DIRECTIONS FOR THIS TASK: Where does the string "Email" appear in the records? Copy every line that contains it.

-=-=-=-=-

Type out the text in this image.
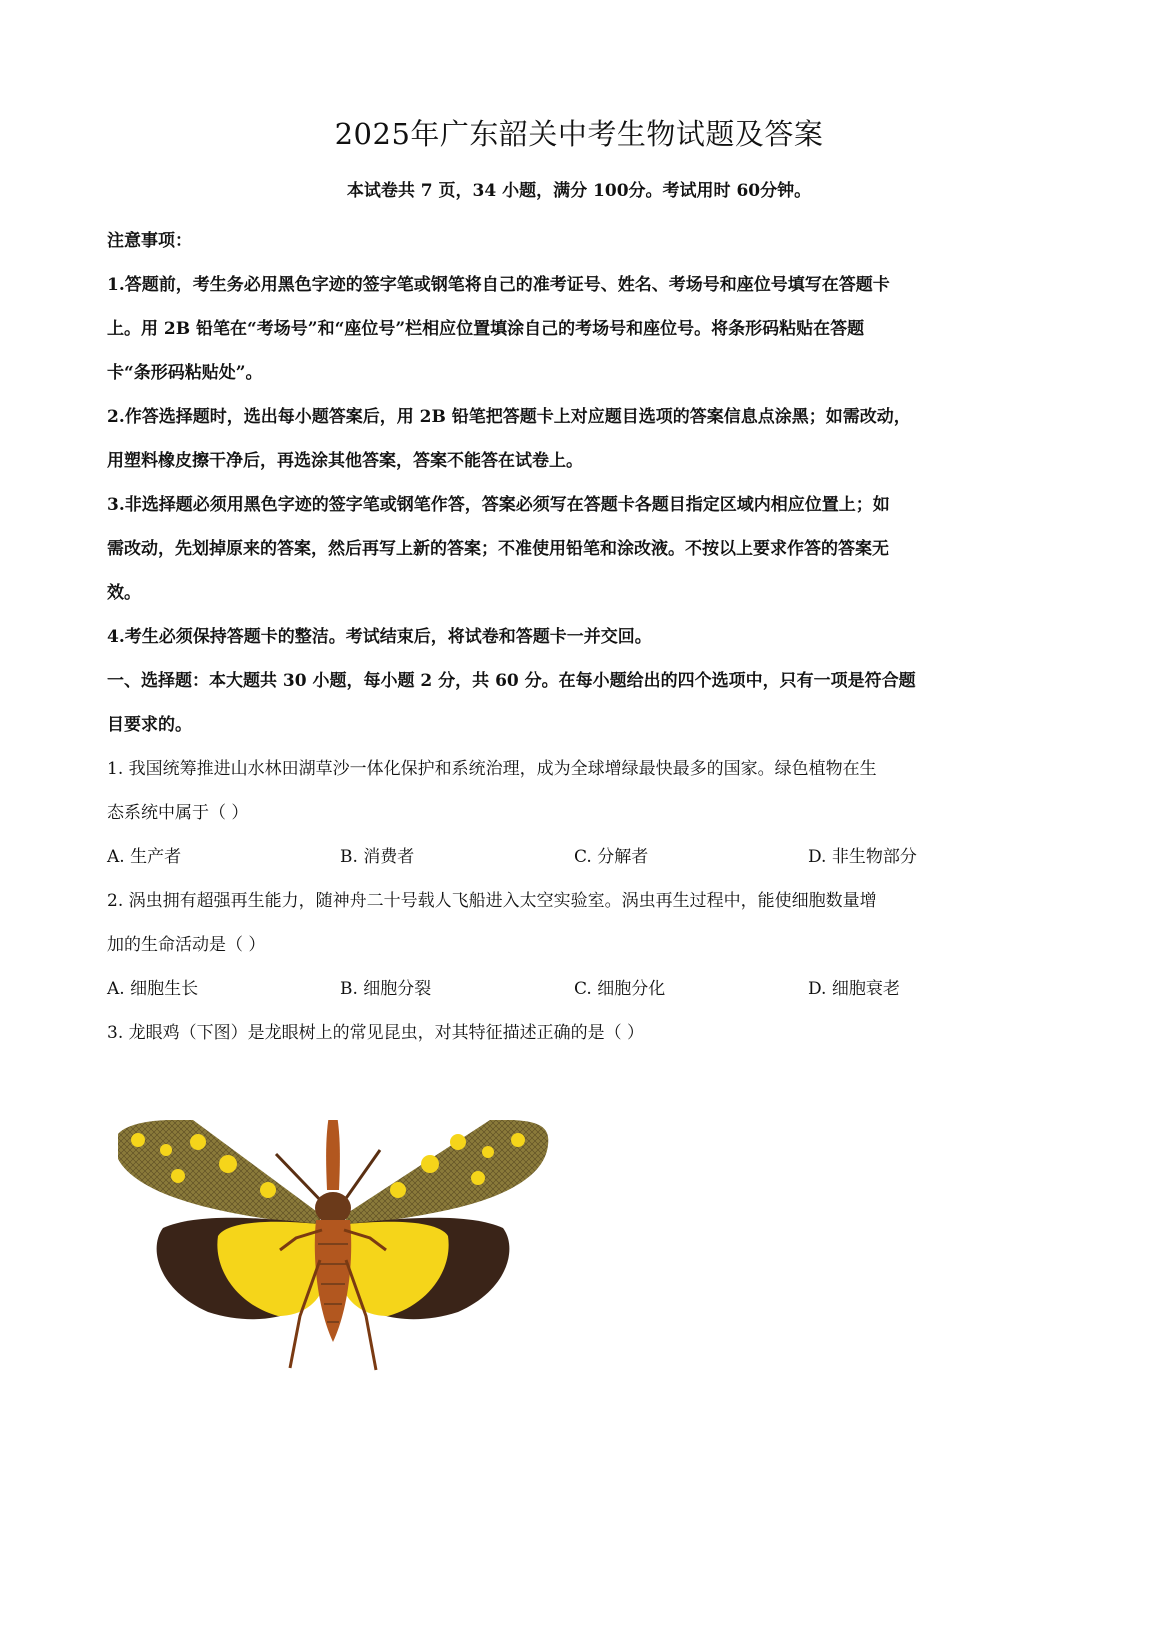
2025年广东韶关中考生物试题及答案
本试卷共 7 页，34 小题，满分 100分。考试用时 60分钟。
注意事项：
1.答题前，考生务必用黑色字迹的签字笔或钢笔将自己的准考证号、姓名、考场号和座位号填写在答题卡
上。用 2B 铅笔在“考场号”和“座位号”栏相应位置填涂自己的考场号和座位号。将条形码粘贴在答题
卡“条形码粘贴处”。
2.作答选择题时，选出每小题答案后，用 2B 铅笔把答题卡上对应题目选项的答案信息点涂黑；如需改动，
用塑料橡皮擦干净后，再选涂其他答案，答案不能答在试卷上。
3.非选择题必须用黑色字迹的签字笔或钢笔作答，答案必须写在答题卡各题目指定区域内相应位置上；如
需改动，先划掉原来的答案，然后再写上新的答案；不准使用铅笔和涂改液。不按以上要求作答的答案无
效。
4.考生必须保持答题卡的整洁。考试结束后，将试卷和答题卡一并交回。
一、选择题：本大题共 30 小题，每小题 2 分，共 60 分。在每小题给出的四个选项中，只有一项是符合题
目要求的。
1. 我国统筹推进山水林田湖草沙一体化保护和系统治理，成为全球增绿最快最多的国家。绿色植物在生
态系统中属于（ ）
A. 生产者	B. 消费者	C. 分解者	D. 非生物部分
2. 涡虫拥有超强再生能力，随神舟二十号载人飞船进入太空实验室。涡虫再生过程中，能使细胞数量增
加的生命活动是（ ）
A. 细胞生长	B. 细胞分裂	C. 细胞分化	D. 细胞衰老
3. 龙眼鸡（下图）是龙眼树上的常见昆虫，对其特征描述正确的是（ ）
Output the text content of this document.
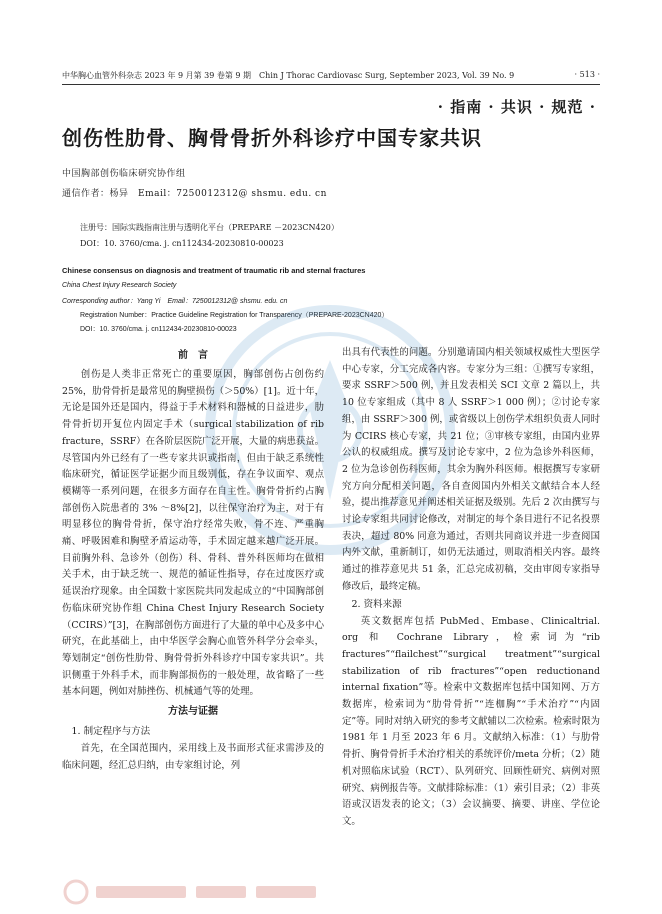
中华胸心血管外科杂志 2023 年 9 月第 39 卷第 9 期　Chin J Thorac Cardiovasc Surg, September 2023, Vol. 39 No. 9	· 513 ·
· 指南 · 共识 · 规范 ·
创伤性肋骨、胸骨骨折外科诊疗中国专家共识
中国胸部创伤临床研究协作组
通信作者：杨异　Email：7250012312@ shsmu. edu. cn
注册号：国际实践指南注册与透明化平台（PREPARE －2023CN420）
DOI：10. 3760/cma. j. cn112434-20230810-00023
Chinese consensus on diagnosis and treatment of traumatic rib and sternal fractures
China Chest Injury Research Society
Corresponding author：Yang Yi　Email：7250012312@ shsmu. edu. cn
Registration Number：Practice Guideline Registration for Transparency（PREPARE-2023CN420）
DOI：10. 3760/cma. j. cn112434-20230810-00023
前　言

创伤是人类非正常死亡的重要原因，胸部创伤占创伤约 25%，肋骨骨折是最常见的胸壁损伤（＞50%）[1]。近十年，无论是国外还是国内，得益于手术材料和器械的日益进步，肋骨骨折切开复位内固定手术（surgical stabilization of rib fracture，SSRF）在各阶层医院广泛开展，大量的病患获益。尽管国内外已经有了一些专家共识或指南，但由于缺乏系统性临床研究，循证医学证据少而且级别低，存在争议面窄、观点模糊等一系列问题，在很多方面存在自主性。胸骨骨折约占胸部创伤入院患者的 3% ～8%[2]，以往保守治疗为主，对于有明显移位的胸骨骨折，保守治疗经常失败，骨不连、严重胸痛、呼吸困难和胸壁矛盾运动等，手术固定越来越广泛开展。目前胸外科、急诊外（创伤）科、骨科、普外科医师均在做相关手术，由于缺乏统一、规范的循证性指导，存在过度医疗或延误治疗现象。由全国数十家医院共同发起成立的“中国胸部创伤临床研究协作组 China Chest Injury Research Society（CCIRS）”[3]，在胸部创伤方面进行了大量的单中心及多中心研究，在此基础上，由中华医学会胸心血管外科学分会牵头，筹划制定“创伤性肋骨、胸骨骨折外科诊疗中国专家共识”。共识侧重于外科手术，而非胸部损伤的一般处理，故省略了一些基本问题，例如对肺挫伤、机械通气等的处理。

方法与证据
1. 制定程序与方法

首先，在全国范围内，采用线上及书面形式征求需涉及的临床问题，经汇总归纳，由专家组讨论，列

出具有代表性的问题。分别邀请国内相关领域权威性大型医学中心专家，分工完成各内容。专家分为三组：①撰写专家组，要求 SSRF＞500 例，并且发表相关 SCI 文章 2 篇以上，共 10 位专家组成（其中 8 人 SSRF＞1 000 例）；②讨论专家组，由 SSRF＞300 例，或省级以上创伤学术组织负责人同时为 CCIRS 核心专家，共 21 位；③审核专家组，由国内业界公认的权威组成。撰写及讨论专家中，2 位为急诊外科医师，2 位为急诊创伤科医师，其余为胸外科医师。根据撰写专家研究方向分配相关问题，各自查阅国内外相关文献结合本人经验，提出推荐意见并阐述相关证据及级别。先后 2 次由撰写与讨论专家组共同讨论修改，对制定的每个条目进行不记名投票表决，超过 80% 同意为通过，否则共同商议并进一步查阅国内外文献，重新制订，如仍无法通过，则取消相关内容。最终通过的推荐意见共 51 条，汇总完成初稿，交由审阅专家指导修改后，最终定稿。

2. 资料来源

英文数据库包括 PubMed、Embase、Clinicaltrial. org 和 Cochrane Library，检索词为“rib fractures”“flailchest”“surgical treatment”“surgical stabilization of rib fractures”“open reductionand internal fixation”等。检索中文数据库包括中国知网、万方数据库，检索词为“肋骨骨折”“连枷胸”“手术治疗”“内固定”等。同时对纳入研究的参考文献辅以二次检索。检索时限为 1981 年 1 月至 2023 年 6 月。文献纳入标准：（1）与肋骨骨折、胸骨骨折手术治疗相关的系统评价/meta 分析；（2）随机对照临床试验（RCT）、队列研究、回顾性研究、病例对照研究、病例报告等。文献排除标准：（1）索引目录；（2）非英语或汉语发表的论文；（3）会议摘要、摘要、讲座、学位论文。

-=-=-=-=-

FINAL RESULT:
通信作者：杨异　Email：7250012312@ shsmu. edu. cn
Corresponding author：Yang Yi　Email：7250012312@ shsmu. edu. cn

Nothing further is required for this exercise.